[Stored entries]
================================

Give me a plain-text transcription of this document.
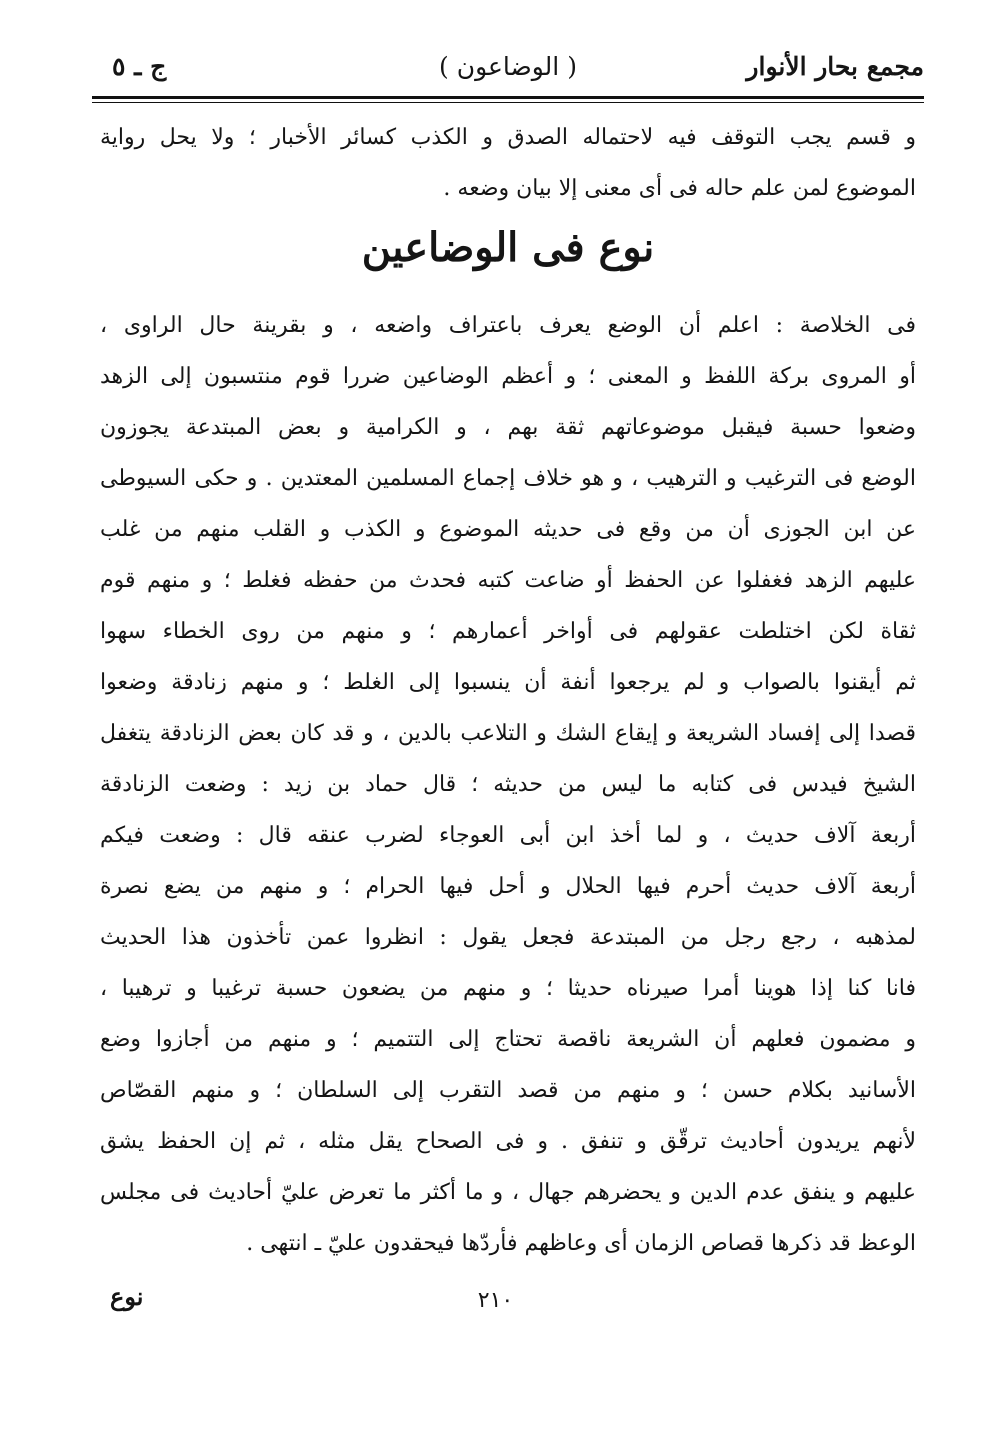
مجمع بحار الأنوار
( الوضاعون )
ج ـ ٥
و قسم يجب التوقف فيه لاحتماله الصدق و الكذب كسائر الأخبار ؛ ولا يحل رواية
الموضوع لمن علم حاله فى أى معنى إلا بيان وضعه .
نوع فى الوضاعين
فى الخلاصة : اعلم أن الوضع يعرف باعتراف واضعه ، و بقرينة حال الراوى ،
أو المروى بركة اللفظ و المعنى ؛ و أعظم الوضاعين ضررا قوم منتسبون إلى الزهد
وضعوا حسبة فيقبل موضوعاتهم ثقة بهم ، و الكرامية و بعض المبتدعة يجوزون
الوضع فى الترغيب و الترهيب ، و هو خلاف إجماع المسلمين المعتدين . و حكى السيوطى
عن ابن الجوزى أن من وقع فى حديثه الموضوع و الكذب و القلب منهم من غلب
عليهم الزهد فغفلوا عن الحفظ أو ضاعت كتبه فحدث من حفظه فغلط ؛ و منهم قوم
ثقاة لكن اختلطت عقولهم فى أواخر أعمارهم ؛ و منهم من روى الخطاء سهوا
ثم أيقنوا بالصواب و لم يرجعوا أنفة أن ينسبوا إلى الغلط ؛ و منهم زنادقة وضعوا
قصدا إلى إفساد الشريعة و إيقاع الشك و التلاعب بالدين ، و قد كان بعض الزنادقة يتغفل
الشيخ فيدس فى كتابه ما ليس من حديثه ؛ قال حماد بن زيد : وضعت الزنادقة
أربعة آلاف حديث ، و لما أخذ ابن أبى العوجاء لضرب عنقه قال : وضعت فيكم
أربعة آلاف حديث أحرم فيها الحلال و أحل فيها الحرام ؛ و منهم من يضع نصرة
لمذهبه ، رجع رجل من المبتدعة فجعل يقول : انظروا عمن تأخذون هذا الحديث
فانا كنا إذا هوينا أمرا صيرناه حديثا ؛ و منهم من يضعون حسبة ترغيبا و ترهيبا ،
و مضمون فعلهم أن الشريعة ناقصة تحتاج إلى التتميم ؛ و منهم من أجازوا وضع
الأسانيد بكلام حسن ؛ و منهم من قصد التقرب إلى السلطان ؛ و منهم القصّاص
لأنهم يريدون أحاديث ترقّق و تنفق . و فى الصحاح يقل مثله ، ثم إن الحفظ يشق
عليهم و ينفق عدم الدين و يحضرهم جهال ، و ما أكثر ما تعرض عليّ أحاديث فى مجلس
الوعظ قد ذكرها قصاص الزمان أى وعاظهم فأردّها فيحقدون عليّ ـ انتهى .
٢١٠
نوع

================================

Leave out the pictures and print each record exactly as it stands.

> Worked solution:
Give me a plain-text transcription of this document.
مجمع بحار الأنوار
( الوضاعون )
ج ـ ٥
و قسم يجب التوقف فيه لاحتماله الصدق و الكذب كسائر الأخبار ؛ ولا يحل رواية
الموضوع لمن علم حاله فى أى معنى إلا بيان وضعه .
نوع فى الوضاعين
فى الخلاصة : اعلم أن الوضع يعرف باعتراف واضعه ، و بقرينة حال الراوى ،
أو المروى بركة اللفظ و المعنى ؛ و أعظم الوضاعين ضررا قوم منتسبون إلى الزهد
وضعوا حسبة فيقبل موضوعاتهم ثقة بهم ، و الكرامية و بعض المبتدعة يجوزون
الوضع فى الترغيب و الترهيب ، و هو خلاف إجماع المسلمين المعتدين . و حكى السيوطى
عن ابن الجوزى أن من وقع فى حديثه الموضوع و الكذب و القلب منهم من غلب
عليهم الزهد فغفلوا عن الحفظ أو ضاعت كتبه فحدث من حفظه فغلط ؛ و منهم قوم
ثقاة لكن اختلطت عقولهم فى أواخر أعمارهم ؛ و منهم من روى الخطاء سهوا
ثم أيقنوا بالصواب و لم يرجعوا أنفة أن ينسبوا إلى الغلط ؛ و منهم زنادقة وضعوا
قصدا إلى إفساد الشريعة و إيقاع الشك و التلاعب بالدين ، و قد كان بعض الزنادقة يتغفل
الشيخ فيدس فى كتابه ما ليس من حديثه ؛ قال حماد بن زيد : وضعت الزنادقة
أربعة آلاف حديث ، و لما أخذ ابن أبى العوجاء لضرب عنقه قال : وضعت فيكم
أربعة آلاف حديث أحرم فيها الحلال و أحل فيها الحرام ؛ و منهم من يضع نصرة
لمذهبه ، رجع رجل من المبتدعة فجعل يقول : انظروا عمن تأخذون هذا الحديث
فانا كنا إذا هوينا أمرا صيرناه حديثا ؛ و منهم من يضعون حسبة ترغيبا و ترهيبا ،
و مضمون فعلهم أن الشريعة ناقصة تحتاج إلى التتميم ؛ و منهم من أجازوا وضع
الأسانيد بكلام حسن ؛ و منهم من قصد التقرب إلى السلطان ؛ و منهم القصّاص
لأنهم يريدون أحاديث ترقّق و تنفق . و فى الصحاح يقل مثله ، ثم إن الحفظ يشق
عليهم و ينفق عدم الدين و يحضرهم جهال ، و ما أكثر ما تعرض عليّ أحاديث فى مجلس
الوعظ قد ذكرها قصاص الزمان أى وعاظهم فأردّها فيحقدون عليّ ـ انتهى .
٢١٠
نوع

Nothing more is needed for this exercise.